• _Raw records_
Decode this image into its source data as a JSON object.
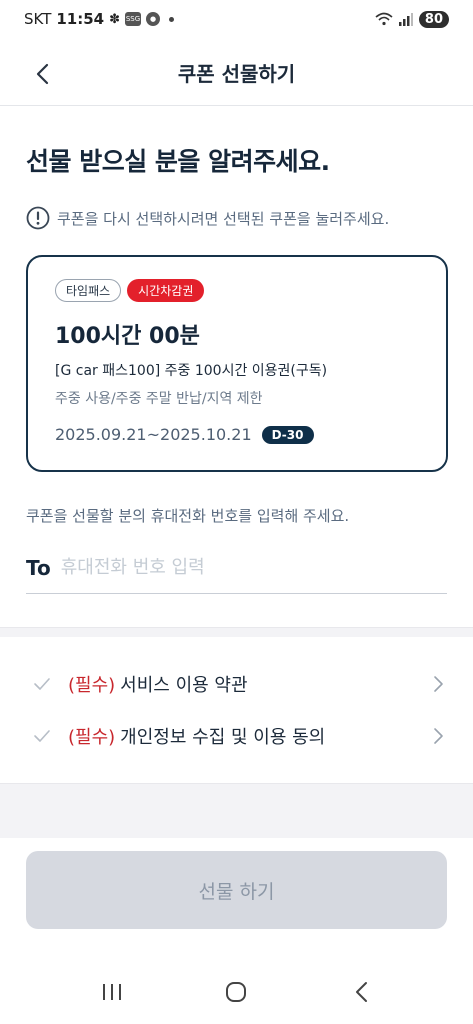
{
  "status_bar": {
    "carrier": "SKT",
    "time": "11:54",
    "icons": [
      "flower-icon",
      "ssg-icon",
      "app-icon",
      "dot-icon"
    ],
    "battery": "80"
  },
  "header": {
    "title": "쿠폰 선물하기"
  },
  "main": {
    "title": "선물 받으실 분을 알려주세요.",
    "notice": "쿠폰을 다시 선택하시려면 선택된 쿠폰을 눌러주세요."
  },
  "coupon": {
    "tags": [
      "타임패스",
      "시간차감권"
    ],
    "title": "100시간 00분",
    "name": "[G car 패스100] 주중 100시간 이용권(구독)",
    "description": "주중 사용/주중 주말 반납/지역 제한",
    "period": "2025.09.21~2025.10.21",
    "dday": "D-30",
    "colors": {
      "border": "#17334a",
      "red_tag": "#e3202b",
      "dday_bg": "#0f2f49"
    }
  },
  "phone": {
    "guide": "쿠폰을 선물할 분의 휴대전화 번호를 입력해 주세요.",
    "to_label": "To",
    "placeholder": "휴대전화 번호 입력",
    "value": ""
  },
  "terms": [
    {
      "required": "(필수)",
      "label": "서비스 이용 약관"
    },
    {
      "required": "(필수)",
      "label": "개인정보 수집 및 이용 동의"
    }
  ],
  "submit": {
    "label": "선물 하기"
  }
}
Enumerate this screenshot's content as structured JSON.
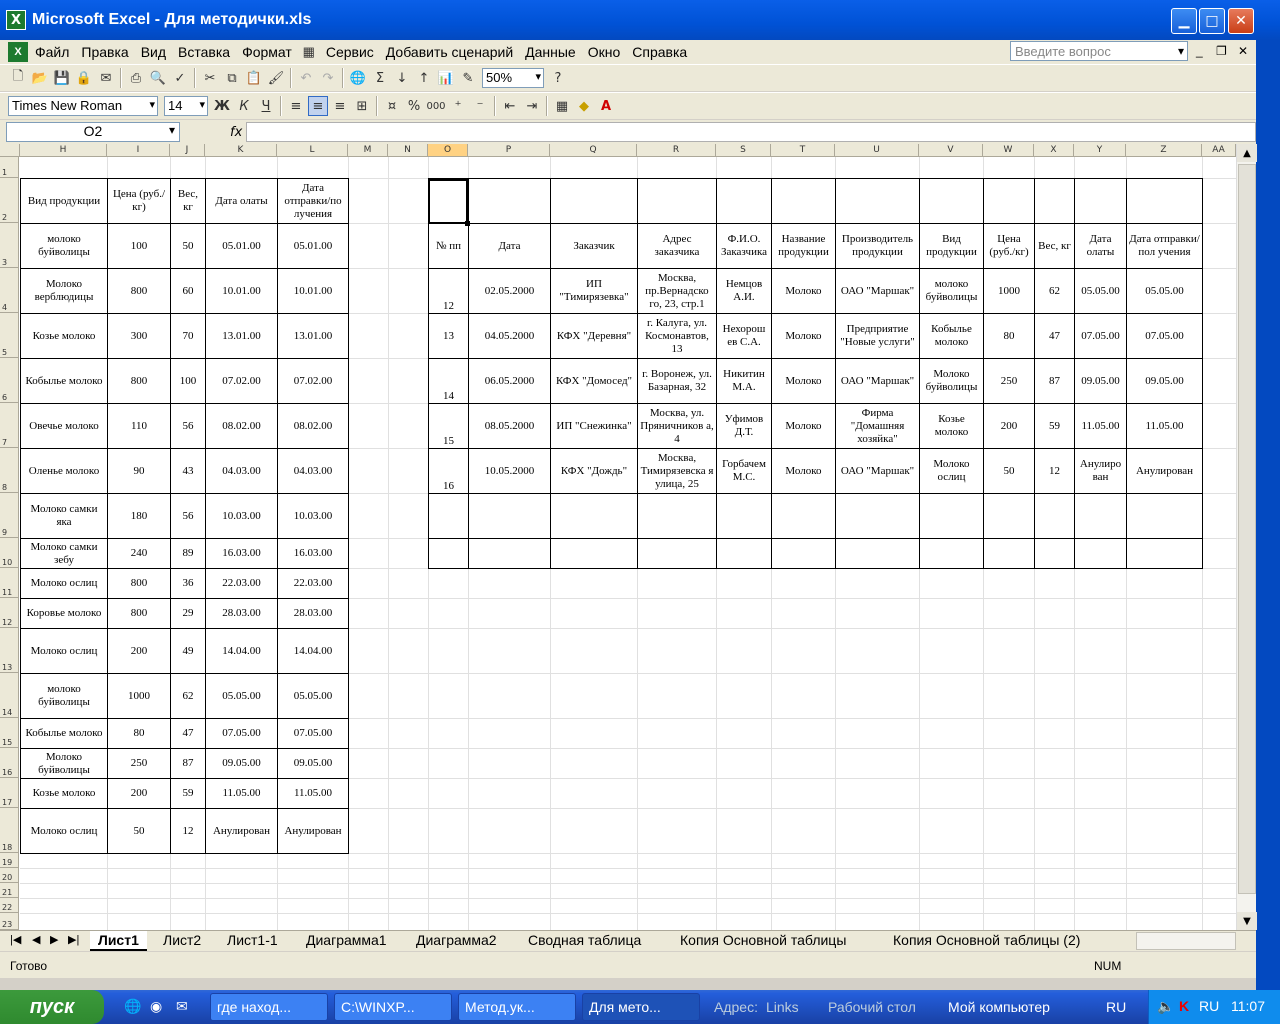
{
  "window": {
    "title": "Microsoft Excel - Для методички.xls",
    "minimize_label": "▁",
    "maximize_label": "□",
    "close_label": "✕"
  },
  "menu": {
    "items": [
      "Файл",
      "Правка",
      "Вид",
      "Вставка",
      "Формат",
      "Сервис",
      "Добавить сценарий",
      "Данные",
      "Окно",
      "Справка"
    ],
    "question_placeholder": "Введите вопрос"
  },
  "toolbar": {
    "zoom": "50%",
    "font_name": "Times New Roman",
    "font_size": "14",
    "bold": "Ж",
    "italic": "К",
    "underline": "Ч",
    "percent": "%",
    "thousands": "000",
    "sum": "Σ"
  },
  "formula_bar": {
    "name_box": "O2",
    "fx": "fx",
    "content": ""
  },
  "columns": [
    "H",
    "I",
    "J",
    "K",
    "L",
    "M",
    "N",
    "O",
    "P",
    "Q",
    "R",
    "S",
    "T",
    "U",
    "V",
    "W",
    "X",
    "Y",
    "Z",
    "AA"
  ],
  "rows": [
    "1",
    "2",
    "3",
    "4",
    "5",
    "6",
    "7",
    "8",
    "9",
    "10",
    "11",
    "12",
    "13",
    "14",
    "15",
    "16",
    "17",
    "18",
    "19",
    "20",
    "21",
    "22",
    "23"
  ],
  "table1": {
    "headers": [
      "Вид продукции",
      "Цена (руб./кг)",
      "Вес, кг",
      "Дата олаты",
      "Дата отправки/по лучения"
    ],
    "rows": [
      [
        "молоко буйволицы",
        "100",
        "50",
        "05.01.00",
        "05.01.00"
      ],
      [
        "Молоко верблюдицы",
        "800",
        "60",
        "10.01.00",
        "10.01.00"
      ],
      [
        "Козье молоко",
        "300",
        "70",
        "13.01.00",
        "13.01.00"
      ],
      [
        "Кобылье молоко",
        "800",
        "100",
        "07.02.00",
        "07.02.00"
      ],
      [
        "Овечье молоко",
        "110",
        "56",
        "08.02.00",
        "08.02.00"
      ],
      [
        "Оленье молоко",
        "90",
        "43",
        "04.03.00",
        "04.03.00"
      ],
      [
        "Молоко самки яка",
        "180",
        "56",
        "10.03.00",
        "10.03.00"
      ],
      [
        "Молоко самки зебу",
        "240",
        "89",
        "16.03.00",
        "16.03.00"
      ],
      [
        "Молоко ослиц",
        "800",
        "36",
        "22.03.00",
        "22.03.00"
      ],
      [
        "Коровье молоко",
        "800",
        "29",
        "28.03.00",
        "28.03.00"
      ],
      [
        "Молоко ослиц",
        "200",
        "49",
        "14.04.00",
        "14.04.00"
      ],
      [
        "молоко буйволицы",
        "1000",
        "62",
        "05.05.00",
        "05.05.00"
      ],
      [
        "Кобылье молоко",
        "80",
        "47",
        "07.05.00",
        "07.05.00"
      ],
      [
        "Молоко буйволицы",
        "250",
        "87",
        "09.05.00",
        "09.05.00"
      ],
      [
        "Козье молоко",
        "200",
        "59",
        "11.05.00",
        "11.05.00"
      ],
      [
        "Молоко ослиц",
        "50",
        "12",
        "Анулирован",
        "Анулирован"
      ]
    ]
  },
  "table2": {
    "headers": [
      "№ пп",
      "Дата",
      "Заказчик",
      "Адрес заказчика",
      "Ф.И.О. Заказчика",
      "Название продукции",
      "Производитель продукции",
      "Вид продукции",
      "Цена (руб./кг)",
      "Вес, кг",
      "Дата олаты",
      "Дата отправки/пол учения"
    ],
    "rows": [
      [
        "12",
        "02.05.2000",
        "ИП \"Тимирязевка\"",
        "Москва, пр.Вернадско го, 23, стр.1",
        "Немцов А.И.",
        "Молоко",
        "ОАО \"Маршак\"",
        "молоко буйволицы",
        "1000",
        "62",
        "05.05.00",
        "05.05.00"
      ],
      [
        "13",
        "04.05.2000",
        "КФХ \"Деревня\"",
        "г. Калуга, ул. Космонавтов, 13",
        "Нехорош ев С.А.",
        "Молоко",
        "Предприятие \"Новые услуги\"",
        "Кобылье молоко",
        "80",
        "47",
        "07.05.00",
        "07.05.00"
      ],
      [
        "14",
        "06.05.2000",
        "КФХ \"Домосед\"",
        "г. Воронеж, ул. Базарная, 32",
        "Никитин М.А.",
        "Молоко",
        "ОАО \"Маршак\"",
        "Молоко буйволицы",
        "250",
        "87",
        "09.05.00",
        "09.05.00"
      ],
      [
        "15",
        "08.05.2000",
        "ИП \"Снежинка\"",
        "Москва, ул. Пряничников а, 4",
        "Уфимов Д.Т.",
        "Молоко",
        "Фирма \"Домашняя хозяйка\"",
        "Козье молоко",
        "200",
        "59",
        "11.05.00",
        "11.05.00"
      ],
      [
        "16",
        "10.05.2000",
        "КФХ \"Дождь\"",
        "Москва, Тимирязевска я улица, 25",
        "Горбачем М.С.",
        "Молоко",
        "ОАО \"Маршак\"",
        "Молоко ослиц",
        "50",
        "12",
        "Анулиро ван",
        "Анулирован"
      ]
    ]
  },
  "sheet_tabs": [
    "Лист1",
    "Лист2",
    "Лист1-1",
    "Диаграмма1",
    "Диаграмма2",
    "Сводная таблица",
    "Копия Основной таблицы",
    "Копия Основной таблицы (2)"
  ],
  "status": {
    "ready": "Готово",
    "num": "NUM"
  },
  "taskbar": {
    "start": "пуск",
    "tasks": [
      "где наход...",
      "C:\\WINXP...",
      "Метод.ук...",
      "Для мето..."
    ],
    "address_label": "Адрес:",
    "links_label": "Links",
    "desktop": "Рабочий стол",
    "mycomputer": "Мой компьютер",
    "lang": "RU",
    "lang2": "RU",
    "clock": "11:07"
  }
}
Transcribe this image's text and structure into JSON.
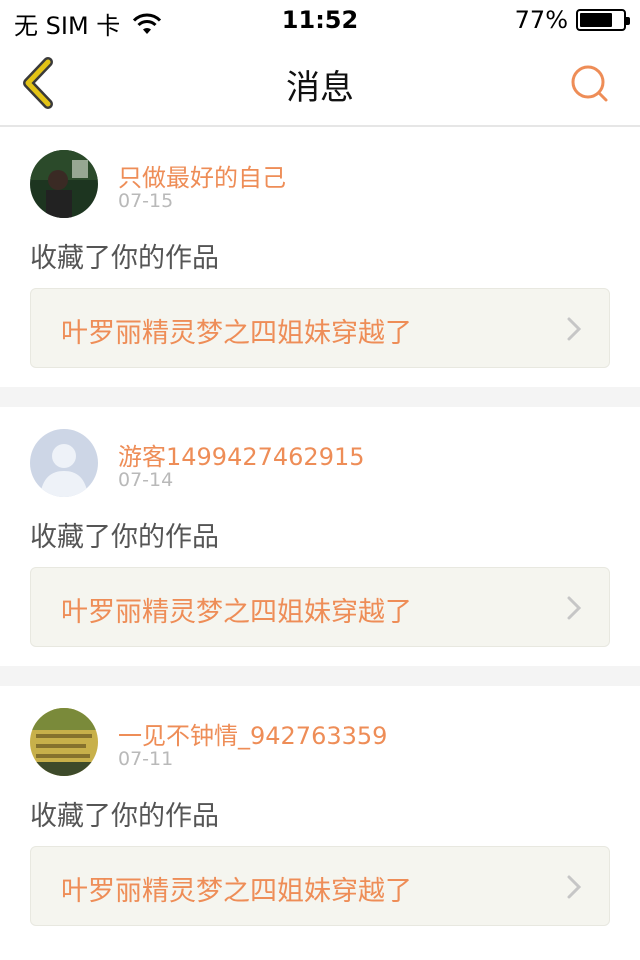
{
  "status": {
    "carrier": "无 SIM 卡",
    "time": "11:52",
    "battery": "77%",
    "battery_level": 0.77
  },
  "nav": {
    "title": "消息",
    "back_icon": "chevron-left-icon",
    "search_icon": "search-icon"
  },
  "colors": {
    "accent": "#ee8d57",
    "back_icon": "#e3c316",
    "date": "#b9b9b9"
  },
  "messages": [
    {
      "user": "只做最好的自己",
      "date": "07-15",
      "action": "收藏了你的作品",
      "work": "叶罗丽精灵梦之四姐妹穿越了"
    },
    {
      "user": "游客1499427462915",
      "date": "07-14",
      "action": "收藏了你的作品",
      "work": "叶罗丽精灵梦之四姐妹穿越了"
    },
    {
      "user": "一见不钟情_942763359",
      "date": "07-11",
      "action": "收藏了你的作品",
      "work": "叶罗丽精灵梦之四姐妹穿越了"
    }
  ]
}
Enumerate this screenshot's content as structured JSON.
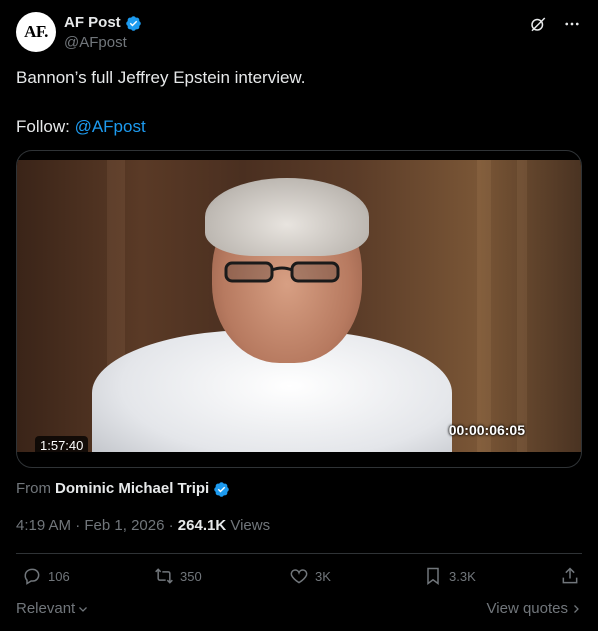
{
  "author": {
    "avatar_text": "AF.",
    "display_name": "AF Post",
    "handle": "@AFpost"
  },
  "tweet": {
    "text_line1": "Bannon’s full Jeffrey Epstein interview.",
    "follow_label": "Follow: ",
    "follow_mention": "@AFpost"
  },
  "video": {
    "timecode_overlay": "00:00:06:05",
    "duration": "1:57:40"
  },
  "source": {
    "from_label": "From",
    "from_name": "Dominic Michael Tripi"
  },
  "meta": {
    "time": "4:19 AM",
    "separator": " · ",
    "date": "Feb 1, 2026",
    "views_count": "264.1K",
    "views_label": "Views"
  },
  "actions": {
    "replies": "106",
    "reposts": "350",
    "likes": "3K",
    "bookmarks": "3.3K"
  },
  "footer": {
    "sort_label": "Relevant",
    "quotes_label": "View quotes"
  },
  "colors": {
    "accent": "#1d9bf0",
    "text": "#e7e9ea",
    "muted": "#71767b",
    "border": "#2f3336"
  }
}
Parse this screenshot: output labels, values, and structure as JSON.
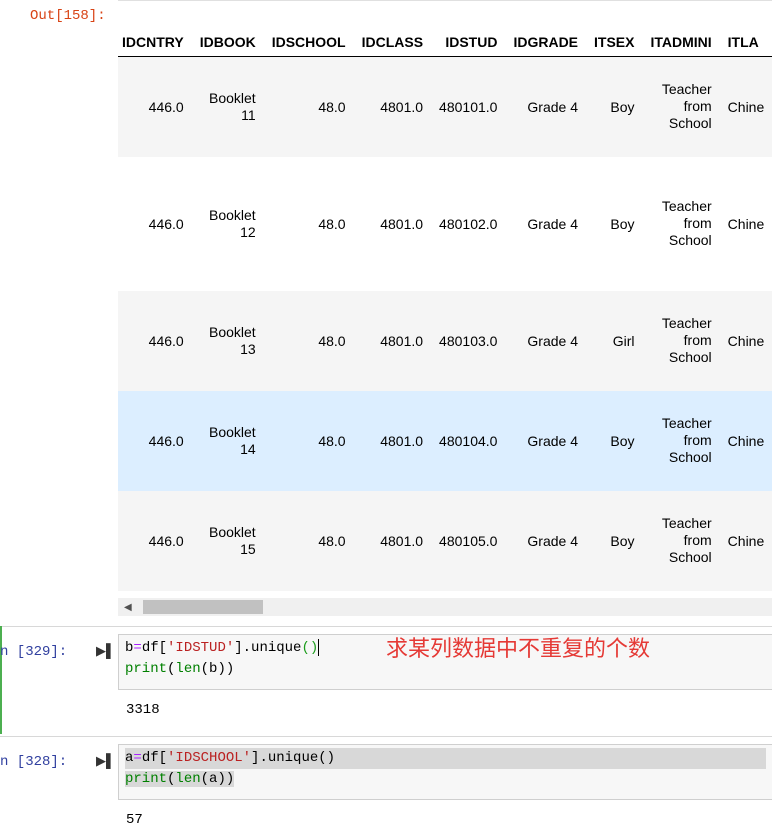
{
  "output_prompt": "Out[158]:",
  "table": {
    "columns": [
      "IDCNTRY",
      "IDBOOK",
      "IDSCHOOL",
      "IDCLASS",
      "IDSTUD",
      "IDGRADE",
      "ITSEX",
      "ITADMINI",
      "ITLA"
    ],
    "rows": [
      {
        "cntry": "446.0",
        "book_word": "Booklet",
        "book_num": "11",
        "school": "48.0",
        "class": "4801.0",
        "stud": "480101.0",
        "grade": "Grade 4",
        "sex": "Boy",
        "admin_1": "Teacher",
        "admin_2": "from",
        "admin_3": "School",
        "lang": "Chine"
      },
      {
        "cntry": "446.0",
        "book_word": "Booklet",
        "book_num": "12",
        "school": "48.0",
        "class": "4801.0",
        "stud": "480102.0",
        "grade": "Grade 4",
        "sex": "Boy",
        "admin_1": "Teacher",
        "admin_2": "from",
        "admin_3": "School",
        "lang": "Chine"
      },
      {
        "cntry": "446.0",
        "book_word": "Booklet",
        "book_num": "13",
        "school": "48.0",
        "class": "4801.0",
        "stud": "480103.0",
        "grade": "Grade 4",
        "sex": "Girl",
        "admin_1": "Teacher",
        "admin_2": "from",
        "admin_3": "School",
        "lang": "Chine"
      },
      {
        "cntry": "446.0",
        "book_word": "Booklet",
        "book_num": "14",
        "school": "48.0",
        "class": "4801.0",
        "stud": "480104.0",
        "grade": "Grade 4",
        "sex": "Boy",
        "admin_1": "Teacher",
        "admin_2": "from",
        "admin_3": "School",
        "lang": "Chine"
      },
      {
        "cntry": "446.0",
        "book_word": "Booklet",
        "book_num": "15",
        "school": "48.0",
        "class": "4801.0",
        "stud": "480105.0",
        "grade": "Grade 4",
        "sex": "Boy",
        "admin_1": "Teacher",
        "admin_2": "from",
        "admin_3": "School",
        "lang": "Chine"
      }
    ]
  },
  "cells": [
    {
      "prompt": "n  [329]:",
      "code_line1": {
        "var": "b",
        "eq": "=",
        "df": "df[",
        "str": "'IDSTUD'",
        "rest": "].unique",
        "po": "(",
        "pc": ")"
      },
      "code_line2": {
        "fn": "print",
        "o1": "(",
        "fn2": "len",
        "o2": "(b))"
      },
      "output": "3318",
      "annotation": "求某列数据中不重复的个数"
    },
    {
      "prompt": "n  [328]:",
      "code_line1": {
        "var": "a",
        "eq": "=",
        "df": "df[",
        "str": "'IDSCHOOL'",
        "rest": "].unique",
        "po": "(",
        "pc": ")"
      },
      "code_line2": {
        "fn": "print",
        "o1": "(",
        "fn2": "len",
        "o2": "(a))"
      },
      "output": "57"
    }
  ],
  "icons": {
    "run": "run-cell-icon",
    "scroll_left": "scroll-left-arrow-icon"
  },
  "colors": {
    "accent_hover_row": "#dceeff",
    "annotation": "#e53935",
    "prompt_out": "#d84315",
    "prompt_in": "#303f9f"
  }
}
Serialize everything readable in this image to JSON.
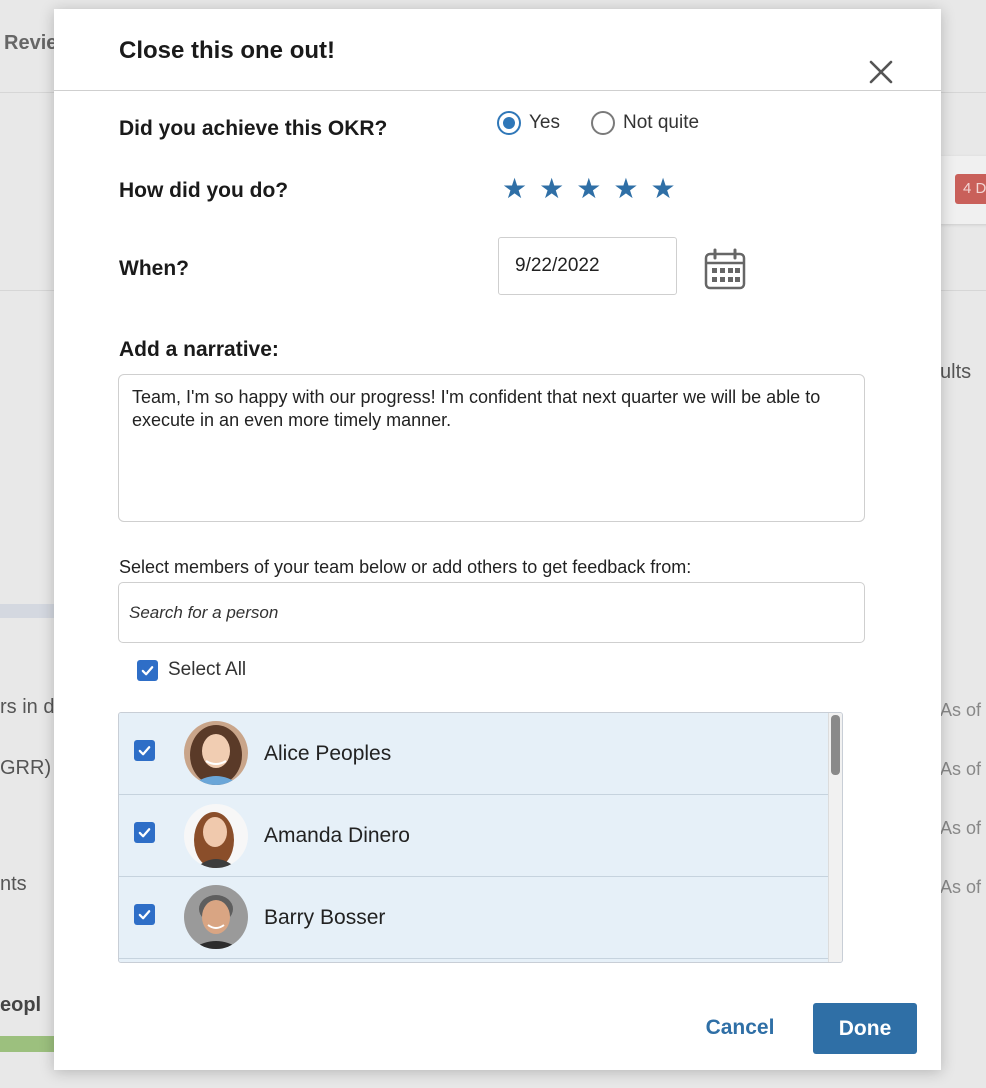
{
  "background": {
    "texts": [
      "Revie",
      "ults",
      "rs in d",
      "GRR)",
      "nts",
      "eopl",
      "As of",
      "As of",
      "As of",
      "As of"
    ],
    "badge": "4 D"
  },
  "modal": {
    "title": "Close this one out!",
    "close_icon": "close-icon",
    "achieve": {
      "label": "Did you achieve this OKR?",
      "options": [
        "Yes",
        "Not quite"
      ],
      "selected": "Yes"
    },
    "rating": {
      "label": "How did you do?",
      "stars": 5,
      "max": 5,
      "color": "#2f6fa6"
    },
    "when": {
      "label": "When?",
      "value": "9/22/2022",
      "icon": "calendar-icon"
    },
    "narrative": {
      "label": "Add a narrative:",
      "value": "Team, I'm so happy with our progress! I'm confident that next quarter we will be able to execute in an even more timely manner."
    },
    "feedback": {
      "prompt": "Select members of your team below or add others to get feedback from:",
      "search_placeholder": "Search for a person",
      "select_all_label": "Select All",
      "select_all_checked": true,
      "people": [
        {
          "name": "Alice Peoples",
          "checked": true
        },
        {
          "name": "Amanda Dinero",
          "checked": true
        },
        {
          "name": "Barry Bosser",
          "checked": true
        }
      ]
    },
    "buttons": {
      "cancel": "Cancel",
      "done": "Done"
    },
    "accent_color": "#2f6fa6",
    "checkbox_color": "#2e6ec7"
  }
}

• _Requirement_
Isolate the lines above that contain the word "left" and copy them.

• _Answer for this exercise_
    "back_icon": "chevron-left-icon",
    "scroll_left": "scroll-left-arrow-icon"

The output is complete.